Return all entries word for word, but drop any images.

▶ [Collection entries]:
***

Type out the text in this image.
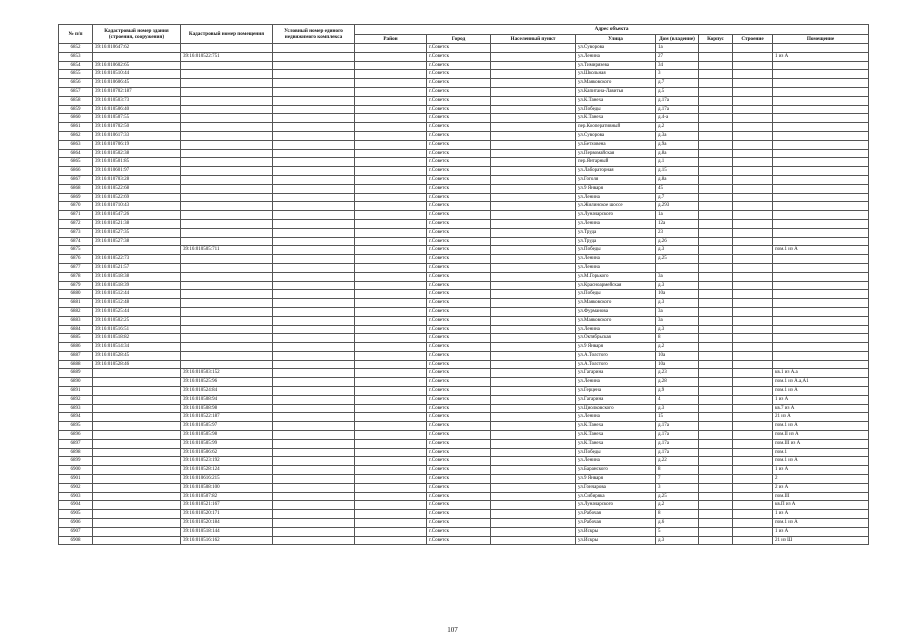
№ п/п	Кадастровый номер здания (строения, сооружения)	Кадастровый номер помещения	Условный номер единого недвижимого комплекса	Адрес объекта							
				Район	Город	Населенный пункт	Улица	Дом (владение)	Корпус	Строение	Помещение
6852	39:16:010647:62				г.Советск		ул.Суворова	1а			
6853		39:16:010522:751			г.Советск		ул.Ленина	27			1 из А
6854	39:16:010602:65				г.Советск		ул.Тимирязева	34			
6855	39:16:010510:44				г.Советск		ул.Школьная	3			
6856	39:16:010606:45				г.Советск		ул.Маяковского	д.7			
6857	39:16:010702:187				г.Советск		ул.Капитана-Лавитья	д.5			
6858	39:16:010503:73				г.Советск		ул.К.Танеха	д.17а			
6859	39:16:010506:40				г.Советск		ул.Победы	д.17а			
6860	39:16:010507:55				г.Советск		ул.К.Танеха	д.4-а			
6861	39:16:010702:50				г.Советск		пер.Кооперативный	д.2			
6862	39:16:010617:33				г.Советск		ул.Суворова	д.3а			
6863	39:16:010706:19				г.Советск		ул.Бетховена	д.9а			
6864	39:16:010502:38				г.Советск		ул.Первомайская	д.8а			
6865	39:16:010501:85				г.Советск		пер.Янтарный	д.1			
6866	39:16:010601:97				г.Советск		ул.Лабораторная	д.15			
6867	39:16:010703:28				г.Советск		ул.Гоголя	д.8а			
6868	39:16:010522:68				г.Советск		ул.9 Января	45			
6869	39:16:010522:69				г.Советск		ул.Ленина	д.7			
6870	39:16:010710:43				г.Советск		ул.Жилинское шоссе	д.293			
6871	39:16:010547:26				г.Советск		ул.Луначарского	1а			
6872	39:16:010521:38				г.Советск		ул.Ленина	12а			
6873	39:16:010527:35				г.Советск		ул.Труда	23			
6874	39:16:010527:38				г.Советск		ул.Труда	д.26			
6875		39:16:010505:711			г.Советск		ул.Победы	д.3			пом.1 из А
6876	39:16:010522:73				г.Советск		ул.Ленина	д.25			
6877	39:16:010521:57				г.Советск		ул.Ленина				
6878	39:16:010518:38				г.Советск		ул.М.Горького	3а			
6879	39:16:010518:39				г.Советск		ул.Красноармейская	д.3			
6880	39:16:010512:44				г.Советск		ул.Победы	10а			
6881	39:16:010512:48				г.Советск		ул.Маяковского	д.3			
6882	39:16:010525:44				г.Советск		ул.Фурманова	3а			
6883	39:16:010502:25				г.Советск		ул.Маяковского	3а			
6884	39:16:010516:51				г.Советск		ул.Ленина	д.3			
6885	39:16:010518:82				г.Советск		ул.Октябрьская	8			
6886	39:16:010514:34				г.Советск		ул.9 Января	д.2			
6887	39:16:010528:45				г.Советск		ул.А.Толстого	10а			
6888	39:16:010528:46				г.Советск		ул.А.Толстого	10а			
6889		39:16:010503:152			г.Советск		ул.Гагарина	д.23			кв.1 из А.а
6890		39:16:010525:96			г.Советск		ул.Ленина	д.28			пом.1 из А.а,А1
6891		39:16:010524:84			г.Советск		ул.Герцена	д.9			пом.1 из А
6892		39:16:010508:94			г.Советск		ул.Гагарина	4			1 из А
6893		39:16:010508:98			г.Советск		ул.Циолковского	д.3			кв.7 из А
6894		39:16:010522:187			г.Советск		ул.Ленина	15			21 из А
6895		39:16:010505:97			г.Советск		ул.К.Танеха	д.17а			пом.1 из А
6896		39:16:010505:98			г.Советск		ул.К.Танеха	д.17а			пом.II из А
6897		39:16:010505:99			г.Советск		ул.К.Танеха	д.17а			пом.III из А
6898		39:16:010506:62			г.Советск		ул.Победы	д.17а			пом.1
6899		39:16:010523:192			г.Советск		ул.Ленина	д.22			пом.1 из А
6900		39:16:010528:124			г.Советск		ул.Баранского	8			1 из А
6901		39:16:010616:215			г.Советск		ул.9 Января	7			2
6902		39:16:010508:100			г.Советск		ул.Гончарова	3			2 из А
6903		39:16:010507:82			г.Советск		ул.Сибиряка	д.25			пом.III
6904		39:16:010521:167			г.Советск		ул.Луначарского	д.2			кв.П из А
6905		39:16:010520:171			г.Советск		ул.Рабочая	8			1 из А
6906		39:16:010520:184			г.Советск		ул.Рабочая	д.6			пом.1 из А
6907		39:16:010518:144			г.Советск		ул.Искры	5			1 из А
6908		39:16:010516:162			г.Советск		ул.Искры	д.3			21 из Ш
107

***

▶ [Finished task]:
Type out the text in this image.
№ п/п	Кадастровый номер здания (строения, сооружения)	Кадастровый номер помещения	Условный номер единого недвижимого комплекса	Адрес объекта							
				Район	Город	Населенный пункт	Улица	Дом (владение)	Корпус	Строение	Помещение
6852	39:16:010647:62				г.Советск		ул.Суворова	1а			
6853		39:16:010522:751			г.Советск		ул.Ленина	27			1 из А
6854	39:16:010602:65				г.Советск		ул.Тимирязева	34			
6855	39:16:010510:44				г.Советск		ул.Школьная	3			
6856	39:16:010606:45				г.Советск		ул.Маяковского	д.7			
6857	39:16:010702:187				г.Советск		ул.Капитана-Лавитья	д.5			
6858	39:16:010503:73				г.Советск		ул.К.Танеха	д.17а			
6859	39:16:010506:40				г.Советск		ул.Победы	д.17а			
6860	39:16:010507:55				г.Советск		ул.К.Танеха	д.4-а			
6861	39:16:010702:50				г.Советск		пер.Кооперативный	д.2			
6862	39:16:010617:33				г.Советск		ул.Суворова	д.3а			
6863	39:16:010706:19				г.Советск		ул.Бетховена	д.9а			
6864	39:16:010502:38				г.Советск		ул.Первомайская	д.8а			
6865	39:16:010501:85				г.Советск		пер.Янтарный	д.1			
6866	39:16:010601:97				г.Советск		ул.Лабораторная	д.15			
6867	39:16:010703:28				г.Советск		ул.Гоголя	д.8а			
6868	39:16:010522:68				г.Советск		ул.9 Января	45			
6869	39:16:010522:69				г.Советск		ул.Ленина	д.7			
6870	39:16:010710:43				г.Советск		ул.Жилинское шоссе	д.293			
6871	39:16:010547:26				г.Советск		ул.Луначарского	1а			
6872	39:16:010521:38				г.Советск		ул.Ленина	12а			
6873	39:16:010527:35				г.Советск		ул.Труда	23			
6874	39:16:010527:38				г.Советск		ул.Труда	д.26			
6875		39:16:010505:711			г.Советск		ул.Победы	д.3			пом.1 из А
6876	39:16:010522:73				г.Советск		ул.Ленина	д.25			
6877	39:16:010521:57				г.Советск		ул.Ленина				
6878	39:16:010518:38				г.Советск		ул.М.Горького	3а			
6879	39:16:010518:39				г.Советск		ул.Красноармейская	д.3			
6880	39:16:010512:44				г.Советск		ул.Победы	10а			
6881	39:16:010512:48				г.Советск		ул.Маяковского	д.3			
6882	39:16:010525:44				г.Советск		ул.Фурманова	3а			
6883	39:16:010502:25				г.Советск		ул.Маяковского	3а			
6884	39:16:010516:51				г.Советск		ул.Ленина	д.3			
6885	39:16:010518:82				г.Советск		ул.Октябрьская	8			
6886	39:16:010514:34				г.Советск		ул.9 Января	д.2			
6887	39:16:010528:45				г.Советск		ул.А.Толстого	10а			
6888	39:16:010528:46				г.Советск		ул.А.Толстого	10а			
6889		39:16:010503:152			г.Советск		ул.Гагарина	д.23			кв.1 из А.а
6890		39:16:010525:96			г.Советск		ул.Ленина	д.28			пом.1 из А.а,А1
6891		39:16:010524:84			г.Советск		ул.Герцена	д.9			пом.1 из А
6892		39:16:010508:94			г.Советск		ул.Гагарина	4			1 из А
6893		39:16:010508:98			г.Советск		ул.Циолковского	д.3			кв.7 из А
6894		39:16:010522:187			г.Советск		ул.Ленина	15			21 из А
6895		39:16:010505:97			г.Советск		ул.К.Танеха	д.17а			пом.1 из А
6896		39:16:010505:98			г.Советск		ул.К.Танеха	д.17а			пом.II из А
6897		39:16:010505:99			г.Советск		ул.К.Танеха	д.17а			пом.III из А
6898		39:16:010506:62			г.Советск		ул.Победы	д.17а			пом.1
6899		39:16:010523:192			г.Советск		ул.Ленина	д.22			пом.1 из А
6900		39:16:010528:124			г.Советск		ул.Баранского	8			1 из А
6901		39:16:010616:215			г.Советск		ул.9 Января	7			2
6902		39:16:010508:100			г.Советск		ул.Гончарова	3			2 из А
6903		39:16:010507:82			г.Советск		ул.Сибиряка	д.25			пом.III
6904		39:16:010521:167			г.Советск		ул.Луначарского	д.2			кв.П из А
6905		39:16:010520:171			г.Советск		ул.Рабочая	8			1 из А
6906		39:16:010520:184			г.Советск		ул.Рабочая	д.6			пом.1 из А
6907		39:16:010518:144			г.Советск		ул.Искры	5			1 из А
6908		39:16:010516:162			г.Советск		ул.Искры	д.3			21 из Ш
107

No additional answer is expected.